Copy every line of the listing below without any changes, omitting the pictures.

begin MATERIAL PROVIDED

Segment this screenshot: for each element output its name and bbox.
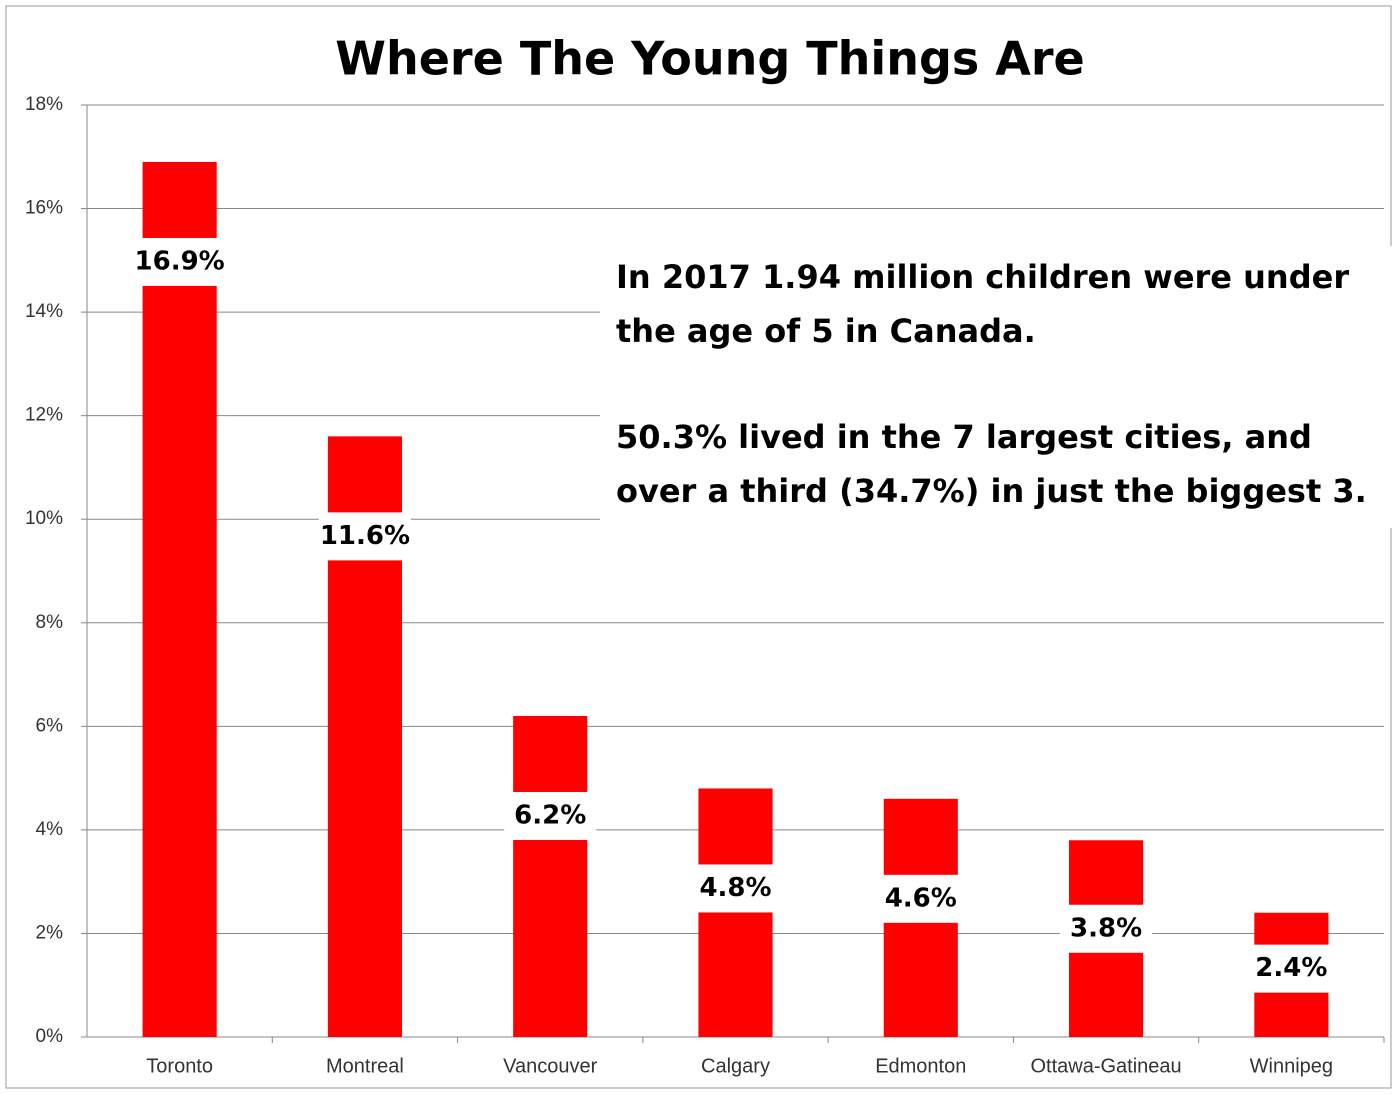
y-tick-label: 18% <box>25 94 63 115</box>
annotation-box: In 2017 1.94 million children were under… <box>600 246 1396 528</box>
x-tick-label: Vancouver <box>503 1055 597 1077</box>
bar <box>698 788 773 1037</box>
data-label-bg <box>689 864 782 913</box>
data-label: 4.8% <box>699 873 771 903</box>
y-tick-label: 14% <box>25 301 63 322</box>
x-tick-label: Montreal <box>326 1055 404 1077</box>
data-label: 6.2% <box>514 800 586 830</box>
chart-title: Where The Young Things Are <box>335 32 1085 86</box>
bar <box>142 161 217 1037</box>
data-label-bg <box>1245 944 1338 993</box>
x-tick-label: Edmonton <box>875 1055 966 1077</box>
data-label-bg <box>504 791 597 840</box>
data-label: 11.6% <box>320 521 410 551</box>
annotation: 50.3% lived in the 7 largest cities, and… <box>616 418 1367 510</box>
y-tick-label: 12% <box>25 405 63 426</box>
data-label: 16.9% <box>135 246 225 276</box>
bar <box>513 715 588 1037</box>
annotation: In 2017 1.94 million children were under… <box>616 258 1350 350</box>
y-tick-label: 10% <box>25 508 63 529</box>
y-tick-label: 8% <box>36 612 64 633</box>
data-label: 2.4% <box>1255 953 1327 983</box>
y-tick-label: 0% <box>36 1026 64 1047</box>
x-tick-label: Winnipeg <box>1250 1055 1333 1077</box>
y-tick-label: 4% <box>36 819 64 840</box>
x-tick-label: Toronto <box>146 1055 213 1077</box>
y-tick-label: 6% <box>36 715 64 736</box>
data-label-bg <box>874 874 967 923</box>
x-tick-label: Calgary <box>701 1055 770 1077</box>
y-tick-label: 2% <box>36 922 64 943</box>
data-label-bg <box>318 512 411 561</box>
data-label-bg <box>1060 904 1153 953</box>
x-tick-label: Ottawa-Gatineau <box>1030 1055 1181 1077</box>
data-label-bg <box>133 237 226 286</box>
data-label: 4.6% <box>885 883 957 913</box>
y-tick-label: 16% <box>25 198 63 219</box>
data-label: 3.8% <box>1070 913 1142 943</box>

end MATERIAL PROVIDED

--- WRITTEN RESPONSE ---
Segment this screenshot: for each element output its name and bbox.
y-tick-label: 18% <box>25 94 63 115</box>
annotation-box: In 2017 1.94 million children were under… <box>600 246 1396 528</box>
x-tick-label: Vancouver <box>503 1055 597 1077</box>
bar <box>698 788 773 1037</box>
data-label-bg <box>689 864 782 913</box>
data-label: 4.8% <box>699 873 771 903</box>
y-tick-label: 14% <box>25 301 63 322</box>
x-tick-label: Montreal <box>326 1055 404 1077</box>
data-label: 6.2% <box>514 800 586 830</box>
chart-title: Where The Young Things Are <box>335 32 1085 86</box>
bar <box>142 161 217 1037</box>
data-label-bg <box>1245 944 1338 993</box>
x-tick-label: Edmonton <box>875 1055 966 1077</box>
data-label-bg <box>504 791 597 840</box>
data-label: 11.6% <box>320 521 410 551</box>
annotation: 50.3% lived in the 7 largest cities, and… <box>616 418 1367 510</box>
y-tick-label: 12% <box>25 405 63 426</box>
data-label: 16.9% <box>135 246 225 276</box>
bar <box>513 715 588 1037</box>
annotation: In 2017 1.94 million children were under… <box>616 258 1350 350</box>
y-tick-label: 10% <box>25 508 63 529</box>
y-tick-label: 8% <box>36 612 64 633</box>
data-label: 2.4% <box>1255 953 1327 983</box>
y-tick-label: 0% <box>36 1026 64 1047</box>
x-tick-label: Winnipeg <box>1250 1055 1333 1077</box>
y-tick-label: 4% <box>36 819 64 840</box>
x-tick-label: Toronto <box>146 1055 213 1077</box>
y-tick-label: 6% <box>36 715 64 736</box>
data-label-bg <box>874 874 967 923</box>
x-tick-label: Calgary <box>701 1055 770 1077</box>
y-tick-label: 2% <box>36 922 64 943</box>
data-label-bg <box>318 512 411 561</box>
data-label-bg <box>1060 904 1153 953</box>
x-tick-label: Ottawa-Gatineau <box>1030 1055 1181 1077</box>
data-label-bg <box>133 237 226 286</box>
data-label: 4.6% <box>885 883 957 913</box>
y-tick-label: 16% <box>25 198 63 219</box>
data-label: 3.8% <box>1070 913 1142 943</box>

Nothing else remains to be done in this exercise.